Records that describe figures
════════════════════
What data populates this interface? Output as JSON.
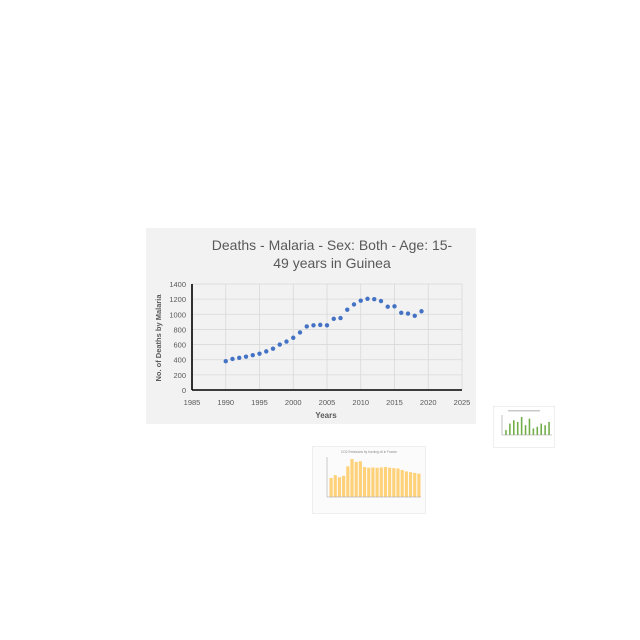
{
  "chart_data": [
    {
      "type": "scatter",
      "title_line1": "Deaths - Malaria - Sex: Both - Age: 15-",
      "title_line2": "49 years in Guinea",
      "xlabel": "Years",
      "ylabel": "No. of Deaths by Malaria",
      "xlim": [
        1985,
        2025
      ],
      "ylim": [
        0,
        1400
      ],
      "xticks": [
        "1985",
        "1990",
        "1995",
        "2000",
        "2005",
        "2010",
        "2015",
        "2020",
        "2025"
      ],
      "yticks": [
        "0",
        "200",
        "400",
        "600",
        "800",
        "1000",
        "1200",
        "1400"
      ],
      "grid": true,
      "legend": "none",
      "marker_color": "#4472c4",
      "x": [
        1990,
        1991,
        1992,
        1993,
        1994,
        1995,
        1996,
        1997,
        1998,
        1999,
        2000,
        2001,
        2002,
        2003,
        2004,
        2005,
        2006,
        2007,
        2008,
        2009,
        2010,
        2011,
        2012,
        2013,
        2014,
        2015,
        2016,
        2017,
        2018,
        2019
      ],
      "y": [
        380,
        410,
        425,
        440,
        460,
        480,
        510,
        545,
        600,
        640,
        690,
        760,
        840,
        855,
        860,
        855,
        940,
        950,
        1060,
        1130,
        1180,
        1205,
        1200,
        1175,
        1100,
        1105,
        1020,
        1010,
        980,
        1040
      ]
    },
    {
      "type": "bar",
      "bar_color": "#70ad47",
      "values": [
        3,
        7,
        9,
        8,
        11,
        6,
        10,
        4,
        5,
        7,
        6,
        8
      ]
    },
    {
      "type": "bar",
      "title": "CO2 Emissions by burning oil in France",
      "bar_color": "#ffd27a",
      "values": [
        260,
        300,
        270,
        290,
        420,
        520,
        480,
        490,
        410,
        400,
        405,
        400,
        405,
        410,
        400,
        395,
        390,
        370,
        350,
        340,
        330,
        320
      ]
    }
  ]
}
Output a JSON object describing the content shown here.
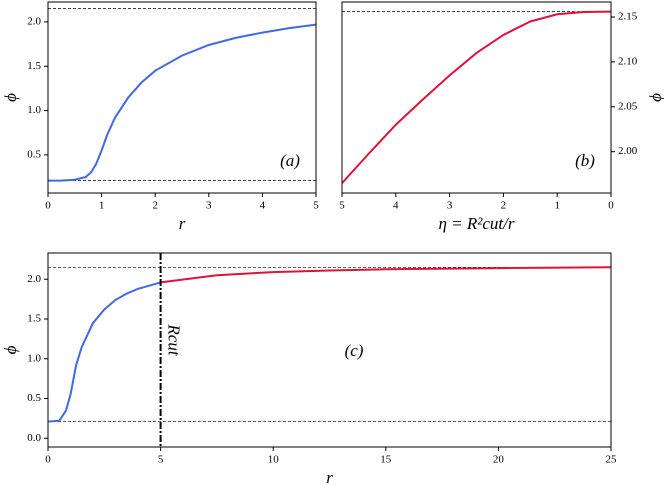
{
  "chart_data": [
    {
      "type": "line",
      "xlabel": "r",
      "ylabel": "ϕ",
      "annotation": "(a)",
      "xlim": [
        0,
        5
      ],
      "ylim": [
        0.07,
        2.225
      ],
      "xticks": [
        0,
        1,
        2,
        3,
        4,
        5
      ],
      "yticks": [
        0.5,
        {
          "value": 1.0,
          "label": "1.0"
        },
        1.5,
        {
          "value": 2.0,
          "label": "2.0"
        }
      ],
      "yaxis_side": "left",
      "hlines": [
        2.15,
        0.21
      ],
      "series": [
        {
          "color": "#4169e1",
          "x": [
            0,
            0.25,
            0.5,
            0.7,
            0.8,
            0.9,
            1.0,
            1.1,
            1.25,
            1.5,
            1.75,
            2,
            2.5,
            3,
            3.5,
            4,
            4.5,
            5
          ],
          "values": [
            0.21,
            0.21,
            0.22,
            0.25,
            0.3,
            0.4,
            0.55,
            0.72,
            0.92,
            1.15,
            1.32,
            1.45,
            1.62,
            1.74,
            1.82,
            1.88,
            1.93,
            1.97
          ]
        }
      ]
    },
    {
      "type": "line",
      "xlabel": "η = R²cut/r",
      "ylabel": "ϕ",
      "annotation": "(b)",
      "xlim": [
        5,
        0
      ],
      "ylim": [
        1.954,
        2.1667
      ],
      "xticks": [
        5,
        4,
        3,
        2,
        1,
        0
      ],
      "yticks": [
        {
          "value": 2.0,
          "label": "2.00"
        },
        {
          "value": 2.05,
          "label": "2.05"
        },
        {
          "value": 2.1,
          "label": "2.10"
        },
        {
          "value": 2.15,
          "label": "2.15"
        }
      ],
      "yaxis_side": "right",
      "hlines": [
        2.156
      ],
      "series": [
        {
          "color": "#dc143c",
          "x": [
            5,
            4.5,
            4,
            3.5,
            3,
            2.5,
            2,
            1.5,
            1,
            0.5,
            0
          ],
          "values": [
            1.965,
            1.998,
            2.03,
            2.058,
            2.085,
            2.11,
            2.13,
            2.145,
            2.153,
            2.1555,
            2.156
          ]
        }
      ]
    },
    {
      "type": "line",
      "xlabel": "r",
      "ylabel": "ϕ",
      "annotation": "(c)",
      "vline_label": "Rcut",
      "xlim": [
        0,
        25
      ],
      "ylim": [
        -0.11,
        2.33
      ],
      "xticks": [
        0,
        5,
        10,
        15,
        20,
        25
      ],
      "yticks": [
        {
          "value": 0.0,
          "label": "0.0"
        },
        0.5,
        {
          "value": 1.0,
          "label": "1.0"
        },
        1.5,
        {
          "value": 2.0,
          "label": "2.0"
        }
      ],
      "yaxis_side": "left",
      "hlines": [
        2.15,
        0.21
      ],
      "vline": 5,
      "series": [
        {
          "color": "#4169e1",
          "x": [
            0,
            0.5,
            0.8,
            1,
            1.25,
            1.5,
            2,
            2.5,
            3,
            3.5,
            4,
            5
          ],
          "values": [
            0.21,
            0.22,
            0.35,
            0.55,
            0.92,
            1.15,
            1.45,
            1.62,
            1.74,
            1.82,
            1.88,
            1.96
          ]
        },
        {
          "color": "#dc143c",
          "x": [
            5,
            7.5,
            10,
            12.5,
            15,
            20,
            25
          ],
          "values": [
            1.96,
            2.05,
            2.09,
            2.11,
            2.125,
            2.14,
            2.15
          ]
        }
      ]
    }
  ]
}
════════════════════
YOUR INSTRUCTIONS: Retype each record exactly as it stands, but do not include the pictures.

WRITTEN SOLUTION:
What data populates this interface? Output as JSON.
{
  "chart_data": [
    {
      "type": "scatter",
      "title_line1": "Deaths - Malaria - Sex: Both - Age: 15-",
      "title_line2": "49 years in Guinea",
      "xlabel": "Years",
      "ylabel": "No. of Deaths by Malaria",
      "xlim": [
        1985,
        2025
      ],
      "ylim": [
        0,
        1400
      ],
      "xticks": [
        "1985",
        "1990",
        "1995",
        "2000",
        "2005",
        "2010",
        "2015",
        "2020",
        "2025"
      ],
      "yticks": [
        "0",
        "200",
        "400",
        "600",
        "800",
        "1000",
        "1200",
        "1400"
      ],
      "grid": true,
      "legend": "none",
      "marker_color": "#4472c4",
      "x": [
        1990,
        1991,
        1992,
        1993,
        1994,
        1995,
        1996,
        1997,
        1998,
        1999,
        2000,
        2001,
        2002,
        2003,
        2004,
        2005,
        2006,
        2007,
        2008,
        2009,
        2010,
        2011,
        2012,
        2013,
        2014,
        2015,
        2016,
        2017,
        2018,
        2019
      ],
      "y": [
        380,
        410,
        425,
        440,
        460,
        480,
        510,
        545,
        600,
        640,
        690,
        760,
        840,
        855,
        860,
        855,
        940,
        950,
        1060,
        1130,
        1180,
        1205,
        1200,
        1175,
        1100,
        1105,
        1020,
        1010,
        980,
        1040
      ]
    },
    {
      "type": "bar",
      "bar_color": "#70ad47",
      "values": [
        3,
        7,
        9,
        8,
        11,
        6,
        10,
        4,
        5,
        7,
        6,
        8
      ]
    },
    {
      "type": "bar",
      "title": "CO2 Emissions by burning oil in France",
      "bar_color": "#ffd27a",
      "values": [
        260,
        300,
        270,
        290,
        420,
        520,
        480,
        490,
        410,
        400,
        405,
        400,
        405,
        410,
        400,
        395,
        390,
        370,
        350,
        340,
        330,
        320
      ]
    }
  ]
}
Output a JSON object describing the content shown here.
{
  "chart_data": [
    {
      "type": "line",
      "xlabel": "r",
      "ylabel": "ϕ",
      "annotation": "(a)",
      "xlim": [
        0,
        5
      ],
      "ylim": [
        0.07,
        2.225
      ],
      "xticks": [
        0,
        1,
        2,
        3,
        4,
        5
      ],
      "yticks": [
        0.5,
        {
          "value": 1.0,
          "label": "1.0"
        },
        1.5,
        {
          "value": 2.0,
          "label": "2.0"
        }
      ],
      "yaxis_side": "left",
      "hlines": [
        2.15,
        0.21
      ],
      "series": [
        {
          "color": "#4169e1",
          "x": [
            0,
            0.25,
            0.5,
            0.7,
            0.8,
            0.9,
            1.0,
            1.1,
            1.25,
            1.5,
            1.75,
            2,
            2.5,
            3,
            3.5,
            4,
            4.5,
            5
          ],
          "values": [
            0.21,
            0.21,
            0.22,
            0.25,
            0.3,
            0.4,
            0.55,
            0.72,
            0.92,
            1.15,
            1.32,
            1.45,
            1.62,
            1.74,
            1.82,
            1.88,
            1.93,
            1.97
          ]
        }
      ]
    },
    {
      "type": "line",
      "xlabel": "η = R²cut/r",
      "ylabel": "ϕ",
      "annotation": "(b)",
      "xlim": [
        5,
        0
      ],
      "ylim": [
        1.954,
        2.1667
      ],
      "xticks": [
        5,
        4,
        3,
        2,
        1,
        0
      ],
      "yticks": [
        {
          "value": 2.0,
          "label": "2.00"
        },
        {
          "value": 2.05,
          "label": "2.05"
        },
        {
          "value": 2.1,
          "label": "2.10"
        },
        {
          "value": 2.15,
          "label": "2.15"
        }
      ],
      "yaxis_side": "right",
      "hlines": [
        2.156
      ],
      "series": [
        {
          "color": "#dc143c",
          "x": [
            5,
            4.5,
            4,
            3.5,
            3,
            2.5,
            2,
            1.5,
            1,
            0.5,
            0
          ],
          "values": [
            1.965,
            1.998,
            2.03,
            2.058,
            2.085,
            2.11,
            2.13,
            2.145,
            2.153,
            2.1555,
            2.156
          ]
        }
      ]
    },
    {
      "type": "line",
      "xlabel": "r",
      "ylabel": "ϕ",
      "annotation": "(c)",
      "vline_label": "Rcut",
      "xlim": [
        0,
        25
      ],
      "ylim": [
        -0.11,
        2.33
      ],
      "xticks": [
        0,
        5,
        10,
        15,
        20,
        25
      ],
      "yticks": [
        {
          "value": 0.0,
          "label": "0.0"
        },
        0.5,
        {
          "value": 1.0,
          "label": "1.0"
        },
        1.5,
        {
          "value": 2.0,
          "label": "2.0"
        }
      ],
      "yaxis_side": "left",
      "hlines": [
        2.15,
        0.21
      ],
      "vline": 5,
      "series": [
        {
          "color": "#4169e1",
          "x": [
            0,
            0.5,
            0.8,
            1,
            1.25,
            1.5,
            2,
            2.5,
            3,
            3.5,
            4,
            5
          ],
          "values": [
            0.21,
            0.22,
            0.35,
            0.55,
            0.92,
            1.15,
            1.45,
            1.62,
            1.74,
            1.82,
            1.88,
            1.96
          ]
        },
        {
          "color": "#dc143c",
          "x": [
            5,
            7.5,
            10,
            12.5,
            15,
            20,
            25
          ],
          "values": [
            1.96,
            2.05,
            2.09,
            2.11,
            2.125,
            2.14,
            2.15
          ]
        }
      ]
    }
  ]
}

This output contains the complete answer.